[Saved data entries]
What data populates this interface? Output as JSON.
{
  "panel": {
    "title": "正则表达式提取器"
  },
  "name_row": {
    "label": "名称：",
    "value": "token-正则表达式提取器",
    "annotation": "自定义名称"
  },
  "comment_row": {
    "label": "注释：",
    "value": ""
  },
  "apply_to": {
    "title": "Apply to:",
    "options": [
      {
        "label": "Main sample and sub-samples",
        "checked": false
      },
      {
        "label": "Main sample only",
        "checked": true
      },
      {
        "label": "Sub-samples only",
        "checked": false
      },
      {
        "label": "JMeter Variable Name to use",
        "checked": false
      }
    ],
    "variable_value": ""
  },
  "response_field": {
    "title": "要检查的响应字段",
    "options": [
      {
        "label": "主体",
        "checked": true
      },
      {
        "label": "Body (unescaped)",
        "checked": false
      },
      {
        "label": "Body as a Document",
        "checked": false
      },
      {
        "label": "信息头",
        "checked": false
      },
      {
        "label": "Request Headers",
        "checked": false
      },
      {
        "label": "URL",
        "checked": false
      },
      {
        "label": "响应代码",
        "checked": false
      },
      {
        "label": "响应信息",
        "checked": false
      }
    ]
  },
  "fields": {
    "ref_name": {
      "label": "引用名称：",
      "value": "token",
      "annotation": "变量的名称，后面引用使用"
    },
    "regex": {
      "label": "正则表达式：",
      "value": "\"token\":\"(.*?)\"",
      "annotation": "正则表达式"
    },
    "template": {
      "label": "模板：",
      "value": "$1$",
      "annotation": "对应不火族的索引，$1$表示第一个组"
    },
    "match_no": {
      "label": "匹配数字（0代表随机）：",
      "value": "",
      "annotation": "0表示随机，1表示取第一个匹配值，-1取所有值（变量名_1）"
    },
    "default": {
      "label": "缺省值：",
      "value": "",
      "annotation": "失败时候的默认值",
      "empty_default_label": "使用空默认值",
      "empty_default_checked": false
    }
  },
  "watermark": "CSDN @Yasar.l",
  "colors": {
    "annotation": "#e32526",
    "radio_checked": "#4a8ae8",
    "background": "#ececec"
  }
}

## What you should do:
Write out every line exactly as it stands.

## Result of this exercise:
What data populates this interface? Output as JSON.
{
  "panel": {
    "title": "正则表达式提取器"
  },
  "name_row": {
    "label": "名称：",
    "value": "token-正则表达式提取器",
    "annotation": "自定义名称"
  },
  "comment_row": {
    "label": "注释：",
    "value": ""
  },
  "apply_to": {
    "title": "Apply to:",
    "options": [
      {
        "label": "Main sample and sub-samples",
        "checked": false
      },
      {
        "label": "Main sample only",
        "checked": true
      },
      {
        "label": "Sub-samples only",
        "checked": false
      },
      {
        "label": "JMeter Variable Name to use",
        "checked": false
      }
    ],
    "variable_value": ""
  },
  "response_field": {
    "title": "要检查的响应字段",
    "options": [
      {
        "label": "主体",
        "checked": true
      },
      {
        "label": "Body (unescaped)",
        "checked": false
      },
      {
        "label": "Body as a Document",
        "checked": false
      },
      {
        "label": "信息头",
        "checked": false
      },
      {
        "label": "Request Headers",
        "checked": false
      },
      {
        "label": "URL",
        "checked": false
      },
      {
        "label": "响应代码",
        "checked": false
      },
      {
        "label": "响应信息",
        "checked": false
      }
    ]
  },
  "fields": {
    "ref_name": {
      "label": "引用名称：",
      "value": "token",
      "annotation": "变量的名称，后面引用使用"
    },
    "regex": {
      "label": "正则表达式：",
      "value": "\"token\":\"(.*?)\"",
      "annotation": "正则表达式"
    },
    "template": {
      "label": "模板：",
      "value": "$1$",
      "annotation": "对应不火族的索引，$1$表示第一个组"
    },
    "match_no": {
      "label": "匹配数字（0代表随机）：",
      "value": "",
      "annotation": "0表示随机，1表示取第一个匹配值，-1取所有值（变量名_1）"
    },
    "default": {
      "label": "缺省值：",
      "value": "",
      "annotation": "失败时候的默认值",
      "empty_default_label": "使用空默认值",
      "empty_default_checked": false
    }
  },
  "watermark": "CSDN @Yasar.l",
  "colors": {
    "annotation": "#e32526",
    "radio_checked": "#4a8ae8",
    "background": "#ececec"
  }
}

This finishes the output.